** START Records **

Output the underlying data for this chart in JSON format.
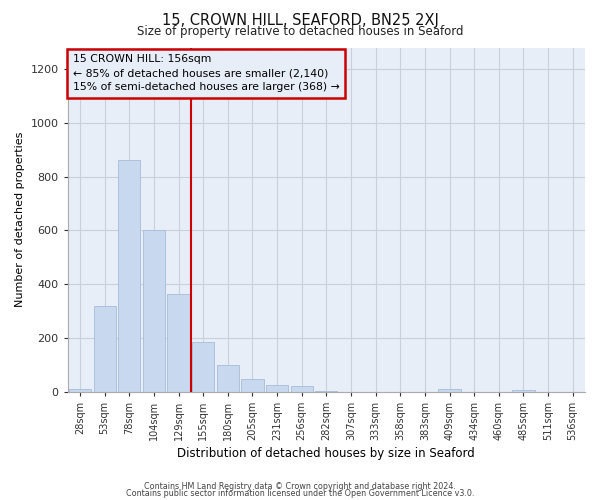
{
  "title": "15, CROWN HILL, SEAFORD, BN25 2XJ",
  "subtitle": "Size of property relative to detached houses in Seaford",
  "xlabel": "Distribution of detached houses by size in Seaford",
  "ylabel": "Number of detached properties",
  "footer_line1": "Contains HM Land Registry data © Crown copyright and database right 2024.",
  "footer_line2": "Contains public sector information licensed under the Open Government Licence v3.0.",
  "bar_labels": [
    "28sqm",
    "53sqm",
    "78sqm",
    "104sqm",
    "129sqm",
    "155sqm",
    "180sqm",
    "205sqm",
    "231sqm",
    "256sqm",
    "282sqm",
    "307sqm",
    "333sqm",
    "358sqm",
    "383sqm",
    "409sqm",
    "434sqm",
    "460sqm",
    "485sqm",
    "511sqm",
    "536sqm"
  ],
  "bar_values": [
    10,
    320,
    860,
    600,
    365,
    185,
    100,
    47,
    25,
    20,
    3,
    0,
    0,
    0,
    0,
    10,
    0,
    0,
    5,
    0,
    0
  ],
  "bar_color": "#c8d8ee",
  "bar_edgecolor": "#a8bcd8",
  "annotation_line1": "15 CROWN HILL: 156sqm",
  "annotation_line2": "← 85% of detached houses are smaller (2,140)",
  "annotation_line3": "15% of semi-detached houses are larger (368) →",
  "vline_color": "#cc0000",
  "annotation_box_edgecolor": "#cc0000",
  "ylim": [
    0,
    1280
  ],
  "yticks": [
    0,
    200,
    400,
    600,
    800,
    1000,
    1200
  ],
  "grid_color": "#c8d0dc",
  "background_color": "#ffffff",
  "plot_bg_color": "#e8eef8"
}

** END Records **

Brief: Each record above must be returned exactly as written, with its pictures omitted.

Task response:
Output the underlying data for this chart in JSON format.
{
  "title": "15, CROWN HILL, SEAFORD, BN25 2XJ",
  "subtitle": "Size of property relative to detached houses in Seaford",
  "xlabel": "Distribution of detached houses by size in Seaford",
  "ylabel": "Number of detached properties",
  "footer_line1": "Contains HM Land Registry data © Crown copyright and database right 2024.",
  "footer_line2": "Contains public sector information licensed under the Open Government Licence v3.0.",
  "bar_labels": [
    "28sqm",
    "53sqm",
    "78sqm",
    "104sqm",
    "129sqm",
    "155sqm",
    "180sqm",
    "205sqm",
    "231sqm",
    "256sqm",
    "282sqm",
    "307sqm",
    "333sqm",
    "358sqm",
    "383sqm",
    "409sqm",
    "434sqm",
    "460sqm",
    "485sqm",
    "511sqm",
    "536sqm"
  ],
  "bar_values": [
    10,
    320,
    860,
    600,
    365,
    185,
    100,
    47,
    25,
    20,
    3,
    0,
    0,
    0,
    0,
    10,
    0,
    0,
    5,
    0,
    0
  ],
  "bar_color": "#c8d8ee",
  "bar_edgecolor": "#a8bcd8",
  "annotation_line1": "15 CROWN HILL: 156sqm",
  "annotation_line2": "← 85% of detached houses are smaller (2,140)",
  "annotation_line3": "15% of semi-detached houses are larger (368) →",
  "vline_color": "#cc0000",
  "annotation_box_edgecolor": "#cc0000",
  "ylim": [
    0,
    1280
  ],
  "yticks": [
    0,
    200,
    400,
    600,
    800,
    1000,
    1200
  ],
  "grid_color": "#c8d0dc",
  "background_color": "#ffffff",
  "plot_bg_color": "#e8eef8"
}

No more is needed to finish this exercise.